Brak stabilizacji cen, małe możliwości negocjacyjne z przemysłem, a wreszcie trudności w poszukiwaniu nowych kanałów dystrybucji – z takimi problemami borykają się najczęściej rolnicy w Polsce. Przykładem braku zorganizowania producentów i konsekwencji z tego płynących jest dziś sytuacja plantatorów czarnej porzeczki.
ZOBACZ GALERIĘ ZDJĘĆ POD ARTYKUŁEM
Pieczarki i boczniaki z grupy Centrum Pieczarka trafiają do krajów w całej Europie
A przecież nie musi tak być. Świetnym rozwiązaniem podnoszącym opłacalność produkcji rolnej może być m.in. utworzenie grupy producentów warzyw i owoców. Obecnie w Polsce funkcjonuje ich 314, z czego najwięcej, bo 96, na Mazowszu. Od wejścia Polski do Unii Europejskiej organizacje te otrzymały na inwestycje już 7,5 mld zł ze środków unijnych. Dlatego Agencja Restrukturyzacji i Modernizacji Rolnictwa zachęca rolników do tworzenia grup producentów.
W kupie siła
A zalet takiego rozwiązania nie brakuje. Producenci grup owoców i warzyw mają przede wszystkim dostęp do specjalistycznego sprzętu i infrastruktury związanej ze zbiorem, przechowywaniem, magazynowaniem oraz przygotowywaniem i konfekcjonowaniem do sprzedaży.

Zadanie 1
Ile grup producentów warzyw i owoców funkcjonuje obecnie w Polsce według fragmentu tekstu?

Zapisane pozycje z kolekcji
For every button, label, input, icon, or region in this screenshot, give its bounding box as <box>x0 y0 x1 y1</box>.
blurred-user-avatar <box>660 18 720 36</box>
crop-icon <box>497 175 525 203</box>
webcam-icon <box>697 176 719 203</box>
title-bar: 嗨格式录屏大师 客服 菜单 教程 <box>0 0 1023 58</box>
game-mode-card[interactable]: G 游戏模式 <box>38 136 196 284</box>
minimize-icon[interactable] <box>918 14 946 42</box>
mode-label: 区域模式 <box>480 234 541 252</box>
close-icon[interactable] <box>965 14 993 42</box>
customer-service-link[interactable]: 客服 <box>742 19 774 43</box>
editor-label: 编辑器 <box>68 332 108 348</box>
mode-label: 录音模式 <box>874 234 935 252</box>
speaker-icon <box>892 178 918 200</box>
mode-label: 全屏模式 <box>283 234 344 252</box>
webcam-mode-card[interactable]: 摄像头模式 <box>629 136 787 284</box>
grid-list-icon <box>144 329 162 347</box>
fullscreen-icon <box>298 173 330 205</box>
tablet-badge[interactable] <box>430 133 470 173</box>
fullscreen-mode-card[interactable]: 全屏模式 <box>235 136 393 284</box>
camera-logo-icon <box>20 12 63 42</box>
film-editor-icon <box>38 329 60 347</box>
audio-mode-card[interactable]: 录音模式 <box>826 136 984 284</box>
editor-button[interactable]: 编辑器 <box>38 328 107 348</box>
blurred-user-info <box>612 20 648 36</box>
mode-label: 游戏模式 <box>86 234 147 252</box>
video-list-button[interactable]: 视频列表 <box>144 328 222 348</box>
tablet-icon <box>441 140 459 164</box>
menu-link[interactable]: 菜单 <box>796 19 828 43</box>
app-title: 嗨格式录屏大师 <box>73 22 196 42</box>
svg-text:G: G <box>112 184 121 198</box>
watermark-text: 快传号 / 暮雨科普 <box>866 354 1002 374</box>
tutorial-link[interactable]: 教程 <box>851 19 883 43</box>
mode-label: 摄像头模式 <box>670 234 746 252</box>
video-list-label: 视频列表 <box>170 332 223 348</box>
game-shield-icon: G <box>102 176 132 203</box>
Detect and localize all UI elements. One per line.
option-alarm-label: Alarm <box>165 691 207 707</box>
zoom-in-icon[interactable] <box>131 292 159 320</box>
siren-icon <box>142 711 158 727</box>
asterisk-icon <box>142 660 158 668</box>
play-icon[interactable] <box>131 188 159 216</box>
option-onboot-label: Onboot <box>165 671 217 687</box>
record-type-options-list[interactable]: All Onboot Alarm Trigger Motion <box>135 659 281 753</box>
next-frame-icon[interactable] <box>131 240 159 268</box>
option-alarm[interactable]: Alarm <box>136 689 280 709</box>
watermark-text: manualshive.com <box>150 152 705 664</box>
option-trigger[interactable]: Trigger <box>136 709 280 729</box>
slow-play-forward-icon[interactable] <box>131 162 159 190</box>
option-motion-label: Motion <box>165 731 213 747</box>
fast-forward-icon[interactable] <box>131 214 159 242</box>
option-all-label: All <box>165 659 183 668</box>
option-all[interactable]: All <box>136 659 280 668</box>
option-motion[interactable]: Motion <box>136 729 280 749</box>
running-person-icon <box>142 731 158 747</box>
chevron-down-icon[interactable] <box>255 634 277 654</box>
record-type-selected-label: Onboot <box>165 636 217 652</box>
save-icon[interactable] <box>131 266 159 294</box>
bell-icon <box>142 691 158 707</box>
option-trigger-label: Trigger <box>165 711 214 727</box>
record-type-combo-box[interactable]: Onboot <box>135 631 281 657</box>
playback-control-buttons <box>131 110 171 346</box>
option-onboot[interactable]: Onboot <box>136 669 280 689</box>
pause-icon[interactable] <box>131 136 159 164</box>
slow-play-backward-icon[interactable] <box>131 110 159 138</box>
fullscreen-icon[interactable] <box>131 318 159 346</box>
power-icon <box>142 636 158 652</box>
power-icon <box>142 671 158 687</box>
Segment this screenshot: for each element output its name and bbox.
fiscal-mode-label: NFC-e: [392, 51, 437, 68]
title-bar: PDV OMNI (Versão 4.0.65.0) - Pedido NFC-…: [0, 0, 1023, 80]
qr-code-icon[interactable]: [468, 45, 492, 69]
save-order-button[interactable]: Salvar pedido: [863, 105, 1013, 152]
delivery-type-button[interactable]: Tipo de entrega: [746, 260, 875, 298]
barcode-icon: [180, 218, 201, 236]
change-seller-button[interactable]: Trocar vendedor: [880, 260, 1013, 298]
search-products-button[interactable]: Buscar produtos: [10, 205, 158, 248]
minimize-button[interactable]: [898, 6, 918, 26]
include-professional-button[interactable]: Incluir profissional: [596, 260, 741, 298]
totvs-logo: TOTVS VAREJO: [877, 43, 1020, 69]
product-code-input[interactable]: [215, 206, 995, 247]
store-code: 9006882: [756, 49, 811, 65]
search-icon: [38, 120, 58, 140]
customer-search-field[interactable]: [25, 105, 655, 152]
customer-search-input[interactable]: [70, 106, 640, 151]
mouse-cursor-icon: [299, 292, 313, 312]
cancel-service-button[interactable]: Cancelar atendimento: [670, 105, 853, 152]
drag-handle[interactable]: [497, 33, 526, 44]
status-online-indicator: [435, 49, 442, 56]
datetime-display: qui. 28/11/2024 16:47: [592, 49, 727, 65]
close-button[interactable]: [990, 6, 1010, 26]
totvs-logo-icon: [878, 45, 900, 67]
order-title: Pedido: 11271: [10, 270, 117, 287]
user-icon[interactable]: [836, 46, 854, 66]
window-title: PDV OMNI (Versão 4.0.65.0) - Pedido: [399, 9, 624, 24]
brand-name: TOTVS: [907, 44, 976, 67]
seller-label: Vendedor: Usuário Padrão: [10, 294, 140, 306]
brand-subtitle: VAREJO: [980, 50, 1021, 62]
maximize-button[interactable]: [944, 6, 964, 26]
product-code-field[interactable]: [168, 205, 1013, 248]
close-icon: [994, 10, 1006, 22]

Zadanie 2
Proszę zwrócić każdy wiersz wykazu, w którym występuje słowo „Alarm”.

Odpowiedź pisemna 1
W Polsce funkcjonuje obecnie 314 grup producentów warzyw i owoców.

Odpowiedź pisemna 2
option-alarm-label: Alarm <box>165 691 207 707</box>
record-type-options-list[interactable]: All Onboot Alarm Trigger Motion <box>135 659 281 753</box>
option-alarm[interactable]: Alarm <box>136 689 280 709</box>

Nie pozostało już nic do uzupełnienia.